Do this: Give the number of lines in the records below that include "Historical". Reply with that number alone.

Data for the task:
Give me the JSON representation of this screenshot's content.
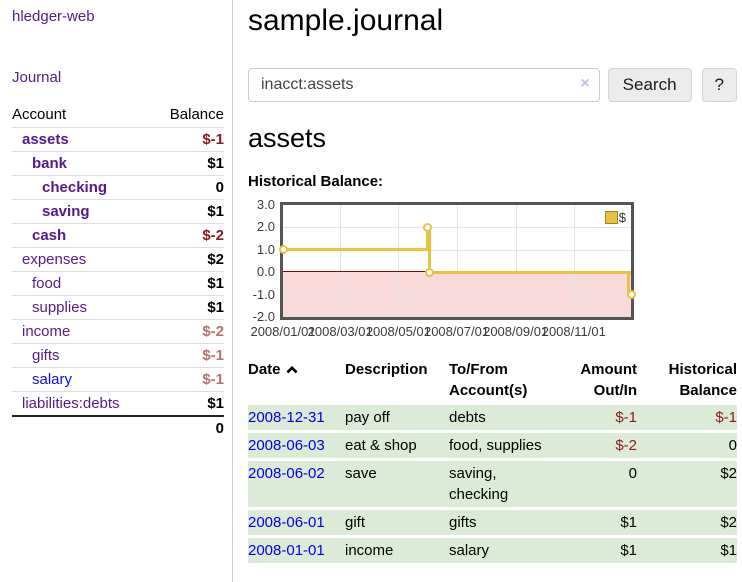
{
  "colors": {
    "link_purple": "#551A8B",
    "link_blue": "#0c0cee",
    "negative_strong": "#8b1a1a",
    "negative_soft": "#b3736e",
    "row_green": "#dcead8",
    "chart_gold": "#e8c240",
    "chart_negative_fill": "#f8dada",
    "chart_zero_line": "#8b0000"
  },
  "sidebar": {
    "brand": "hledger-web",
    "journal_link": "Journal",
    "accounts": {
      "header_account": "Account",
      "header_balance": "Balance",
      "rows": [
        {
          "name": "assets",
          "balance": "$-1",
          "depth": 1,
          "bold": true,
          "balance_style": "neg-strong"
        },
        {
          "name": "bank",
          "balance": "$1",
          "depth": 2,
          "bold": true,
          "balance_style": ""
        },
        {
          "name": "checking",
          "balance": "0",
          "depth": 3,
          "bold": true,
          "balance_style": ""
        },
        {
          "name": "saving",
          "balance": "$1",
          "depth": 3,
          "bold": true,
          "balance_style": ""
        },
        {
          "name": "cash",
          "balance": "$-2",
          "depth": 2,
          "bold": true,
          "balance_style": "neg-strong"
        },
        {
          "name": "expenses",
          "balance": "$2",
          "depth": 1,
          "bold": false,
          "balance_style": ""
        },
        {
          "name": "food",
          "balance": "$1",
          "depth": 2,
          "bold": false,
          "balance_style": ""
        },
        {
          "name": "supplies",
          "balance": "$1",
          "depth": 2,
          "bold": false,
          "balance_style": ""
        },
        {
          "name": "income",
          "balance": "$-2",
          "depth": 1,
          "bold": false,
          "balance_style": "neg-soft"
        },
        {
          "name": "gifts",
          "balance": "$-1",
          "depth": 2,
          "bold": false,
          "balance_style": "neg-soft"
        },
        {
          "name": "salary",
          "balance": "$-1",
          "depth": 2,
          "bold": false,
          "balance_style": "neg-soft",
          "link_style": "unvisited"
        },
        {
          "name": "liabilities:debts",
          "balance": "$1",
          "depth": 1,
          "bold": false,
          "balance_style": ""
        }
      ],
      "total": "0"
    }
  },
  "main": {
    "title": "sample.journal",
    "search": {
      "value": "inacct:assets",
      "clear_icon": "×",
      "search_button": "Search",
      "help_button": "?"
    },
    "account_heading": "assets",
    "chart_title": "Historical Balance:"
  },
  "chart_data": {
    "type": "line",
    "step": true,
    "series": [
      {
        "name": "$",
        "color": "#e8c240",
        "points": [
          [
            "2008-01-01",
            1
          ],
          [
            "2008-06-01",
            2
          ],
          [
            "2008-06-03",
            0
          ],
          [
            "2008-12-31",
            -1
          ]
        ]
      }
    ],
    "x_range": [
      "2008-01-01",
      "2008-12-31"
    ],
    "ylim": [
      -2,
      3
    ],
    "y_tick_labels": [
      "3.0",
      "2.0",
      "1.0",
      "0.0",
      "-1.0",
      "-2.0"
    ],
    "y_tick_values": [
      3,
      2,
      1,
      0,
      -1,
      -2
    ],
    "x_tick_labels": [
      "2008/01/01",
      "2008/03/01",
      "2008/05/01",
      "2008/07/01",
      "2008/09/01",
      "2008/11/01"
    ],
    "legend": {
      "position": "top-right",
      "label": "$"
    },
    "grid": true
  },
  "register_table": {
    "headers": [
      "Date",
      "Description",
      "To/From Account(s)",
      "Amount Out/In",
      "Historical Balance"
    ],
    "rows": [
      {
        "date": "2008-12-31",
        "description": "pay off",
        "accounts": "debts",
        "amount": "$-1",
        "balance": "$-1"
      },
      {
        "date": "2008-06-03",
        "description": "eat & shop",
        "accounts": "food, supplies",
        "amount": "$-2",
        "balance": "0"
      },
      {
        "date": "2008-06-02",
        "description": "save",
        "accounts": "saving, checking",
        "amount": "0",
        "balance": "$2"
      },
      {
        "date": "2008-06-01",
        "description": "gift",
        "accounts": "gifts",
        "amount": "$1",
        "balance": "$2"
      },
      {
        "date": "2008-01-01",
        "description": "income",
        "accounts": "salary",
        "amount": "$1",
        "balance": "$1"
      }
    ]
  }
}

Result below: 2